▶ Problem to work on
Transcribe the records below in full; pictures stay out of the copy.

====== Data to use ======

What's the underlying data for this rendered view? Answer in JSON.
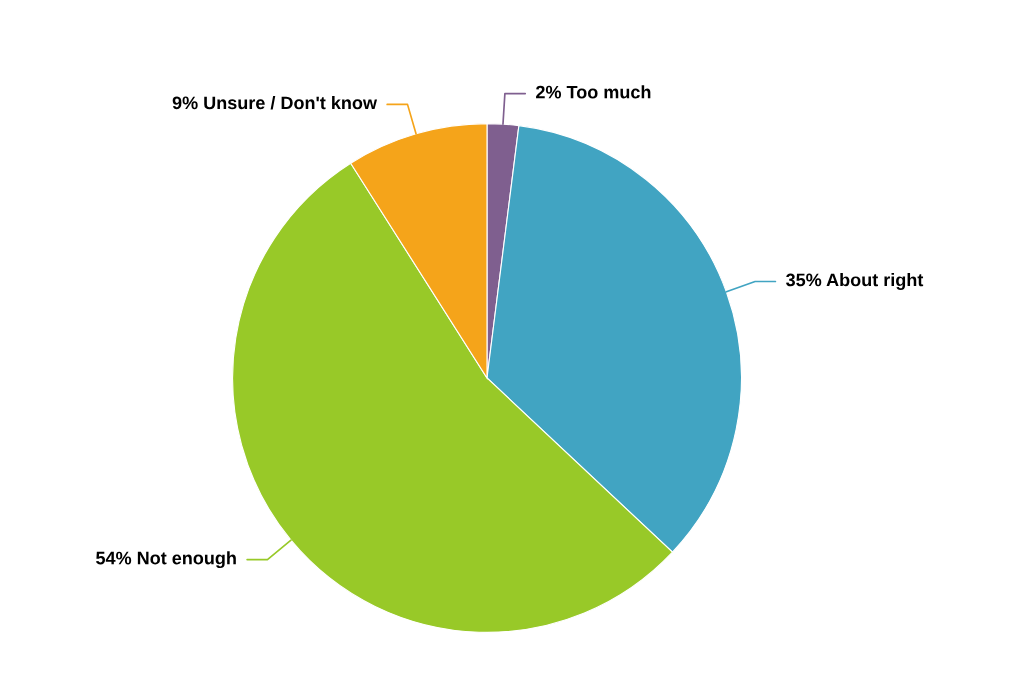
{
  "chart_data": {
    "type": "pie",
    "categories": [
      "Too much",
      "About right",
      "Not enough",
      "Unsure / Don't know"
    ],
    "values": [
      2,
      35,
      54,
      9
    ],
    "value_labels": [
      "2%",
      "35%",
      "54%",
      "9%"
    ],
    "colors": [
      "#7f5f8f",
      "#41a4c2",
      "#98c928",
      "#f5a41a"
    ],
    "legend": false
  }
}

======

▶ Output for this task
What's the underlying data for this rendered view? Answer in JSON.
{
  "chart_data": {
    "type": "pie",
    "categories": [
      "Too much",
      "About right",
      "Not enough",
      "Unsure / Don't know"
    ],
    "values": [
      2,
      35,
      54,
      9
    ],
    "value_labels": [
      "2%",
      "35%",
      "54%",
      "9%"
    ],
    "colors": [
      "#7f5f8f",
      "#41a4c2",
      "#98c928",
      "#f5a41a"
    ],
    "legend": false
  }
}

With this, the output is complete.